OBJECTIVE:
Each record that follows should be repeated exactly, minus any images.

◆ ◆ ◆

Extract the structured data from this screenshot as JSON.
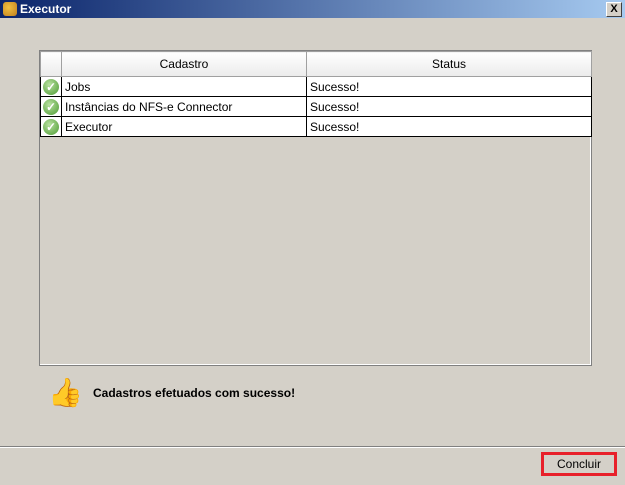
{
  "window": {
    "title": "Executor",
    "close": "X"
  },
  "table": {
    "columns": [
      "Cadastro",
      "Status"
    ],
    "rows": [
      {
        "cadastro": "Jobs",
        "status": "Sucesso!"
      },
      {
        "cadastro": "Instâncias do NFS-e Connector",
        "status": "Sucesso!"
      },
      {
        "cadastro": "Executor",
        "status": "Sucesso!"
      }
    ]
  },
  "message": "Cadastros efetuados com sucesso!",
  "button": "Concluir"
}
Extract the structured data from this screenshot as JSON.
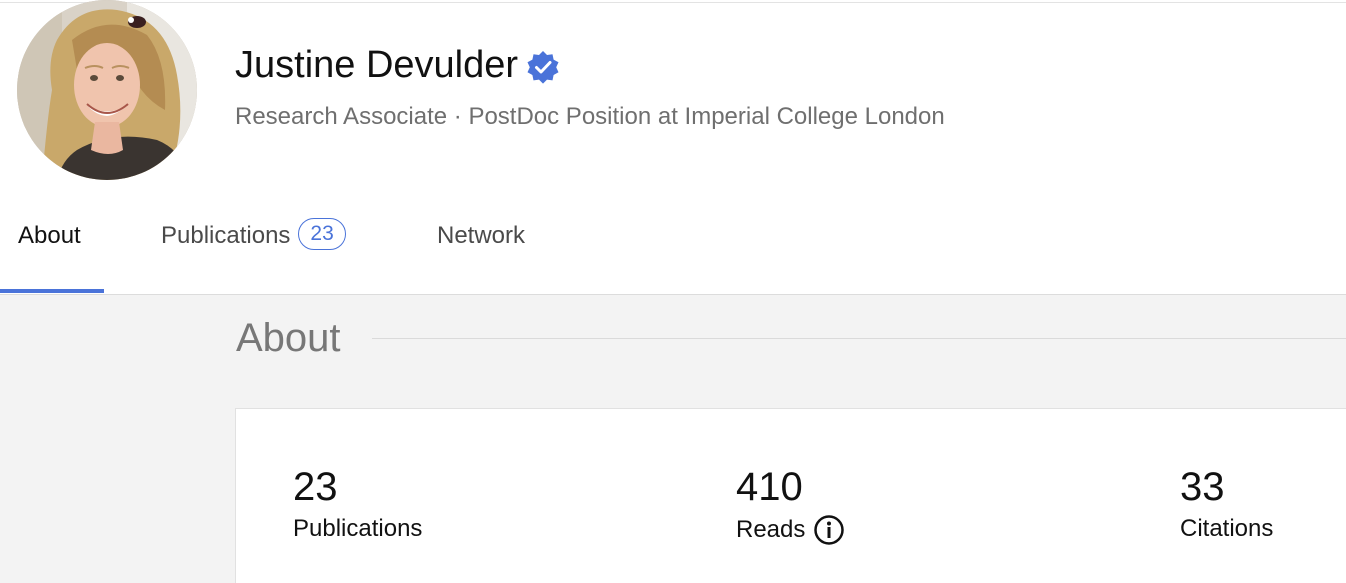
{
  "profile": {
    "name": "Justine Devulder",
    "subtitle": "Research Associate · PostDoc Position at Imperial College London",
    "verified": true
  },
  "tabs": [
    {
      "label": "About",
      "active": true
    },
    {
      "label": "Publications",
      "badge": "23"
    },
    {
      "label": "Network"
    }
  ],
  "about": {
    "title": "About"
  },
  "stats": [
    {
      "value": "23",
      "label": "Publications"
    },
    {
      "value": "410",
      "label": "Reads",
      "icon": "info-icon"
    },
    {
      "value": "33",
      "label": "Citations"
    }
  ],
  "colors": {
    "accent": "#4a73d9",
    "content_bg": "#f3f3f3",
    "subtitle_text": "#6f6f6f"
  }
}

◆ ◆ ◆

RESULT OF THE EXERCISE:
Extract the structured data from this screenshot as JSON.
{
  "window": {
    "title": "Executor",
    "close": "X"
  },
  "table": {
    "columns": [
      "Cadastro",
      "Status"
    ],
    "rows": [
      {
        "cadastro": "Jobs",
        "status": "Sucesso!"
      },
      {
        "cadastro": "Instâncias do NFS-e Connector",
        "status": "Sucesso!"
      },
      {
        "cadastro": "Executor",
        "status": "Sucesso!"
      }
    ]
  },
  "message": "Cadastros efetuados com sucesso!",
  "button": "Concluir"
}
Extract the structured data from this screenshot as JSON.
{
  "profile": {
    "name": "Justine Devulder",
    "subtitle": "Research Associate · PostDoc Position at Imperial College London",
    "verified": true
  },
  "tabs": [
    {
      "label": "About",
      "active": true
    },
    {
      "label": "Publications",
      "badge": "23"
    },
    {
      "label": "Network"
    }
  ],
  "about": {
    "title": "About"
  },
  "stats": [
    {
      "value": "23",
      "label": "Publications"
    },
    {
      "value": "410",
      "label": "Reads",
      "icon": "info-icon"
    },
    {
      "value": "33",
      "label": "Citations"
    }
  ],
  "colors": {
    "accent": "#4a73d9",
    "content_bg": "#f3f3f3",
    "subtitle_text": "#6f6f6f"
  }
}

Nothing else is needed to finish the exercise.